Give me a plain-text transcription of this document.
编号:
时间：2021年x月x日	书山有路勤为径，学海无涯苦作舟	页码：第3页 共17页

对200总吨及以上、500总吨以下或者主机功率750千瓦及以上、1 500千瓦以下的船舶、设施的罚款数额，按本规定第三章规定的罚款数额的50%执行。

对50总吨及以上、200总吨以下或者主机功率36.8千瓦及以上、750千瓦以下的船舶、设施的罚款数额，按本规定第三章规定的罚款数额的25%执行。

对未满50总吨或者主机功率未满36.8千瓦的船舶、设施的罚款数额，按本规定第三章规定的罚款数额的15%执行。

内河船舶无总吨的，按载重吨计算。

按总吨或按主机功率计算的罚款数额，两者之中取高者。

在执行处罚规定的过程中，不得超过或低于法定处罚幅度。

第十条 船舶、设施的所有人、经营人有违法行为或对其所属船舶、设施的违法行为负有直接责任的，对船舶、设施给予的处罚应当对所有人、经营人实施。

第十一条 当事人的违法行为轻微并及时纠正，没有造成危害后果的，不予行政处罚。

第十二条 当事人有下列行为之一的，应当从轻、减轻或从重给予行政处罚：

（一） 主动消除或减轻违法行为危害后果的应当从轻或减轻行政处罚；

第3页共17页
++++
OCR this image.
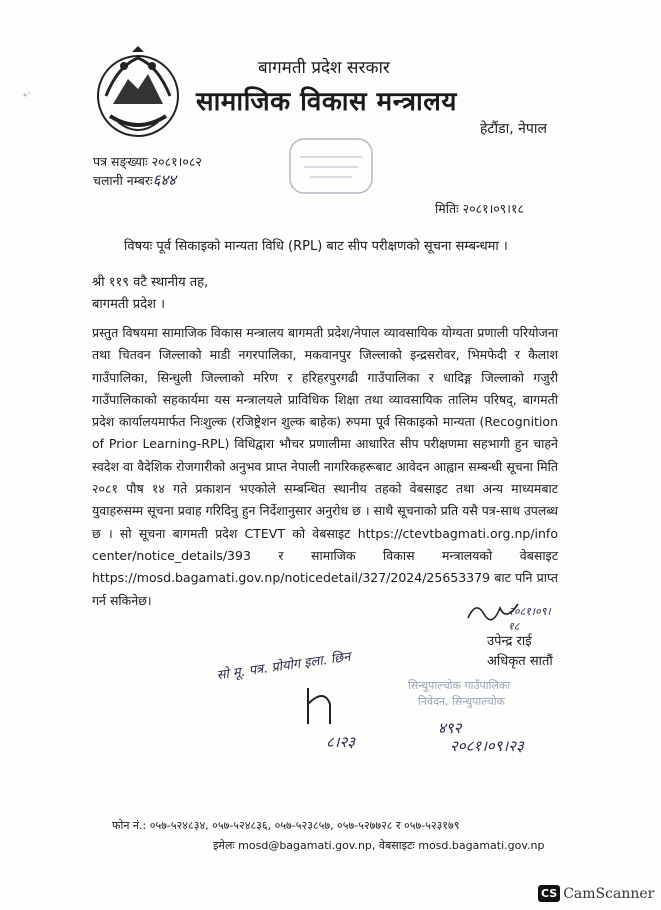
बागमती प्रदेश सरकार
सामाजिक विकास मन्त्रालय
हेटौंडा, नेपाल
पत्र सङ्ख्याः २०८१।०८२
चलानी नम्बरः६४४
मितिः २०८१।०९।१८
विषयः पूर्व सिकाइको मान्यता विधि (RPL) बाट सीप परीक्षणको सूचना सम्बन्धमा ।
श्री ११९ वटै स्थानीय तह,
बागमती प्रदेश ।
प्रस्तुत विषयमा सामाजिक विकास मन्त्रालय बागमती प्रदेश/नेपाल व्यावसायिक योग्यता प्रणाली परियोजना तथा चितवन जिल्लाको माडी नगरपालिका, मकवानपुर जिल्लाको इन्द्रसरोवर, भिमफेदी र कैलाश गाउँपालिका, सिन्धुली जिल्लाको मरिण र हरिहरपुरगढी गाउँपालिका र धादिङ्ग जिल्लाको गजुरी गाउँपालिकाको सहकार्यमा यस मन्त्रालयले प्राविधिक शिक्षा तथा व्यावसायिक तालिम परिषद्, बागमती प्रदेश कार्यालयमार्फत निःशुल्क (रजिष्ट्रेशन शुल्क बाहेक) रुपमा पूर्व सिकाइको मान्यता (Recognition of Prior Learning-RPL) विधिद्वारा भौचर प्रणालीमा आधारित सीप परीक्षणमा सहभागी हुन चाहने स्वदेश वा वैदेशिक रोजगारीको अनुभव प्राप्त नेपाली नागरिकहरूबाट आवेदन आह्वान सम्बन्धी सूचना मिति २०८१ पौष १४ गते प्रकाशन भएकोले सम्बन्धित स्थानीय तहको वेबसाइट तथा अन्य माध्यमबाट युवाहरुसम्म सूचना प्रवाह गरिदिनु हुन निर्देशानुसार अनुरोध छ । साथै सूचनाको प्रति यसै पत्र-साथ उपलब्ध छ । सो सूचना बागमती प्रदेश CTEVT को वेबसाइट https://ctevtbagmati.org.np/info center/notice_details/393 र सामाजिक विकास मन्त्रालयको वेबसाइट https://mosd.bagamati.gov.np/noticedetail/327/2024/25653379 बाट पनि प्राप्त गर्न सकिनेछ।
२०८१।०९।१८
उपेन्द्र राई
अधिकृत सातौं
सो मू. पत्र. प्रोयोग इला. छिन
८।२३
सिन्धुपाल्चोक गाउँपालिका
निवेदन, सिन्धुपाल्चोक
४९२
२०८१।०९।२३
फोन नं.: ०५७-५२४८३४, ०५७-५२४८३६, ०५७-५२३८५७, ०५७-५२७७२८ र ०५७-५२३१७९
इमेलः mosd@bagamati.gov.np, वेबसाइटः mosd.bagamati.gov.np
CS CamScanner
++++
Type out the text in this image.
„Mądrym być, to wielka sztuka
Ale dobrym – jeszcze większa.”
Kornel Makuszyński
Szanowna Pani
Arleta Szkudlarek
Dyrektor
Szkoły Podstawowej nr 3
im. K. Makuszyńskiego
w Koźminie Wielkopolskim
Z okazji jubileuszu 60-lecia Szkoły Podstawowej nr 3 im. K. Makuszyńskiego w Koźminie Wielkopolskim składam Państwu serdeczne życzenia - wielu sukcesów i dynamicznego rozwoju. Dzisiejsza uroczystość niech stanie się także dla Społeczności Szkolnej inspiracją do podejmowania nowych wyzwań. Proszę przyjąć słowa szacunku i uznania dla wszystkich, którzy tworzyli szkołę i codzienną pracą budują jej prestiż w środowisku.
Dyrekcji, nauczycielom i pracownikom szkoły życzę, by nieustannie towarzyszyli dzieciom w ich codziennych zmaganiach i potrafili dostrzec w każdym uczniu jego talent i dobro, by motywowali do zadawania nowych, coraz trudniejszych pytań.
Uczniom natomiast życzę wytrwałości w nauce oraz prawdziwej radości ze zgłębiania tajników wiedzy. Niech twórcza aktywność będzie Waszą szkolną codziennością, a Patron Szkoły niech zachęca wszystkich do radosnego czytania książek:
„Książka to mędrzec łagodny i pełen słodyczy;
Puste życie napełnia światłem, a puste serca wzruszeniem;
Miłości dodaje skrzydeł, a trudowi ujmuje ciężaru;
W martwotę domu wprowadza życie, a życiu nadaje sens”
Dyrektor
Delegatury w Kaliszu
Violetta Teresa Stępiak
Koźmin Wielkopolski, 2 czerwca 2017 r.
++++
## Exercise
Using the records above, select and copy every line that has the word "Makuszyńskiego".

## The solution
im. K. Makuszyńskiego
Z okazji jubileuszu 60-lecia Szkoły Podstawowej nr 3 im. K. Makuszyńskiego w Koźminie Wielkopolskim składam Państwu serdeczne życzenia - wielu sukcesów i dynamicznego rozwoju. Dzisiejsza uroczystość niech stanie się także dla Społeczności Szkolnej inspiracją do podejmowania nowych wyzwań. Proszę przyjąć słowa szacunku i uznania dla wszystkich, którzy tworzyli szkołę i codzienną pracą budują jej prestiż w środowisku.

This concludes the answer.